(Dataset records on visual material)
+ + + +
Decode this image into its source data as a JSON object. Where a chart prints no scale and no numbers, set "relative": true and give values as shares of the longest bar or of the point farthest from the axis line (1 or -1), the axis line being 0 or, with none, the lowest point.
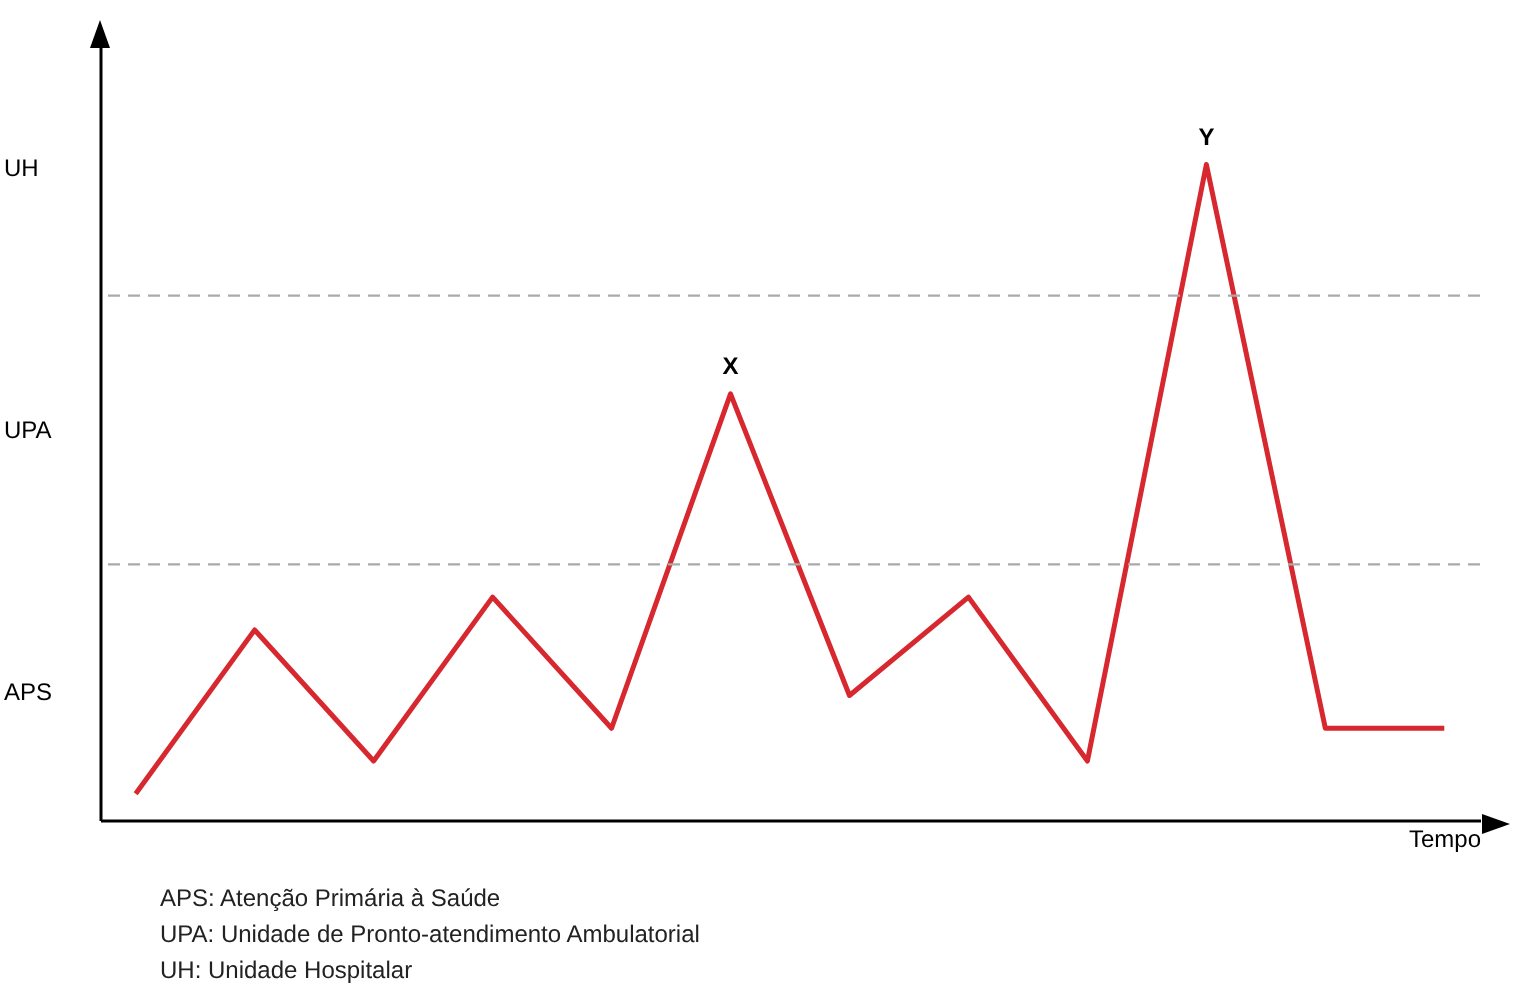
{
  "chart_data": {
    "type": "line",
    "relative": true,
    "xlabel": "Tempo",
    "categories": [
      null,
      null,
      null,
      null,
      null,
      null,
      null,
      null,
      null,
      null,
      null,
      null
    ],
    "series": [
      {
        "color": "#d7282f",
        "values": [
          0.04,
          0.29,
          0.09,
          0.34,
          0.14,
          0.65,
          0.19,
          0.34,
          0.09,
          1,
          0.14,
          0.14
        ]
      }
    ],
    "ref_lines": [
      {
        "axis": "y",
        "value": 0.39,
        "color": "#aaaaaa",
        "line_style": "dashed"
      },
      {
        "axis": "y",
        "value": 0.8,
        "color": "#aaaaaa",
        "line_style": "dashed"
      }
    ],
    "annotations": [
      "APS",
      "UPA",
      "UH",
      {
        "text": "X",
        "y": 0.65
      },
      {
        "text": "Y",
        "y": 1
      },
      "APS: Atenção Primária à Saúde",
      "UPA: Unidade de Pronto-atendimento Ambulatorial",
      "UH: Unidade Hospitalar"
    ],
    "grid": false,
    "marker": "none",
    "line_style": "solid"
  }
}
+ + + +
● **Stated problem**
Would you return the data exactly as written, without the pictures?

● **Exercise result**
Decode this image into its source data as a JSON object. Where a chart prints no scale and no numbers, set "relative": true and give values as shares of the longest bar or of the point farthest from the axis line (1 or -1), the axis line being 0 or, with none, the lowest point.
{
  "chart_data": {
    "type": "line",
    "relative": true,
    "xlabel": "Tempo",
    "categories": [
      null,
      null,
      null,
      null,
      null,
      null,
      null,
      null,
      null,
      null,
      null,
      null
    ],
    "series": [
      {
        "color": "#d7282f",
        "values": [
          0.04,
          0.29,
          0.09,
          0.34,
          0.14,
          0.65,
          0.19,
          0.34,
          0.09,
          1,
          0.14,
          0.14
        ]
      }
    ],
    "ref_lines": [
      {
        "axis": "y",
        "value": 0.39,
        "color": "#aaaaaa",
        "line_style": "dashed"
      },
      {
        "axis": "y",
        "value": 0.8,
        "color": "#aaaaaa",
        "line_style": "dashed"
      }
    ],
    "annotations": [
      "APS",
      "UPA",
      "UH",
      {
        "text": "X",
        "y": 0.65
      },
      {
        "text": "Y",
        "y": 1
      },
      "APS: Atenção Primária à Saúde",
      "UPA: Unidade de Pronto-atendimento Ambulatorial",
      "UH: Unidade Hospitalar"
    ],
    "grid": false,
    "marker": "none",
    "line_style": "solid"
  }
}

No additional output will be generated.